### YOUR TASK
Drop every picture and give the entries back exactly.

### RECORDS FOR THIS TASK

▽

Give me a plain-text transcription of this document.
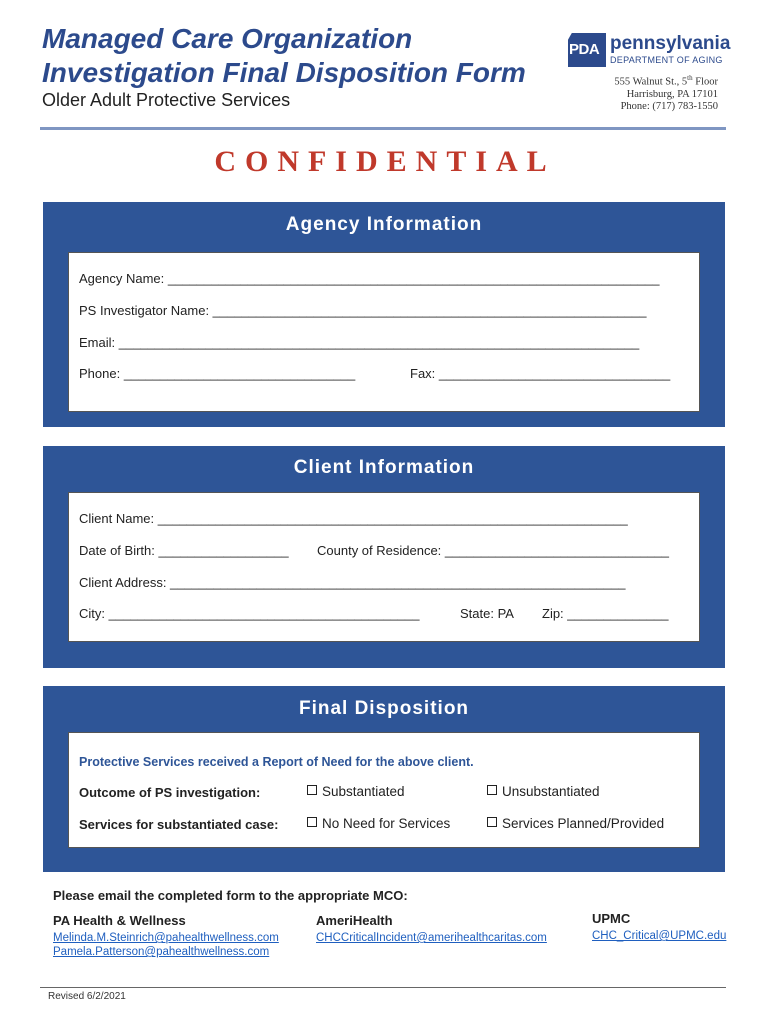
Managed Care Organization
Investigation Final Disposition Form
Older Adult Protective Services
PDA pennsylvania
DEPARTMENT OF AGING
555 Walnut St., 5th Floor
Harrisburg, PA 17101
Phone: (717) 783-1550
CONFIDENTIAL
Agency Information
Agency Name: ____________________________________________________________________
PS Investigator Name: ____________________________________________________________
Email: ________________________________________________________________________
Phone: ________________________________	Fax: ________________________________
Client Information
Client Name: _________________________________________________________________
Date of Birth: __________________ County of Residence: _______________________________
Client Address: _______________________________________________________________
City: ___________________________________________	State: PA Zip: ______________
Final Disposition
Protective Services received a Report of Need for the above client.
Outcome of PS investigation:	Substantiated	Unsubstantiated
Services for substantiated case:	No Need for Services	Services Planned/Provided
Please email the completed form to the appropriate MCO:
PA Health & Wellness
Melinda.M.Steinrich@pahealthwellness.com
Pamela.Patterson@pahealthwellness.com
AmeriHealth
CHCCriticalIncident@amerihealthcaritas.com
UPMC
CHC_Critical@UPMC.edu
Revised 6/2/2021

△

### ANSWER FOR THE TASK
Give me a plain-text transcription of this document.
Managed Care Organization
Investigation Final Disposition Form
Older Adult Protective Services
PDA pennsylvania
DEPARTMENT OF AGING
555 Walnut St., 5th Floor
Harrisburg, PA 17101
Phone: (717) 783-1550
CONFIDENTIAL
Agency Information
Agency Name: ____________________________________________________________________
PS Investigator Name: ____________________________________________________________
Email: ________________________________________________________________________
Phone: ________________________________	Fax: ________________________________
Client Information
Client Name: _________________________________________________________________
Date of Birth: __________________ County of Residence: _______________________________
Client Address: _______________________________________________________________
City: ___________________________________________	State: PA Zip: ______________
Final Disposition
Protective Services received a Report of Need for the above client.
Outcome of PS investigation:	Substantiated	Unsubstantiated
Services for substantiated case:	No Need for Services	Services Planned/Provided
Please email the completed form to the appropriate MCO:
PA Health & Wellness
Melinda.M.Steinrich@pahealthwellness.com
Pamela.Patterson@pahealthwellness.com
AmeriHealth
CHCCriticalIncident@amerihealthcaritas.com
UPMC
CHC_Critical@UPMC.edu
Revised 6/2/2021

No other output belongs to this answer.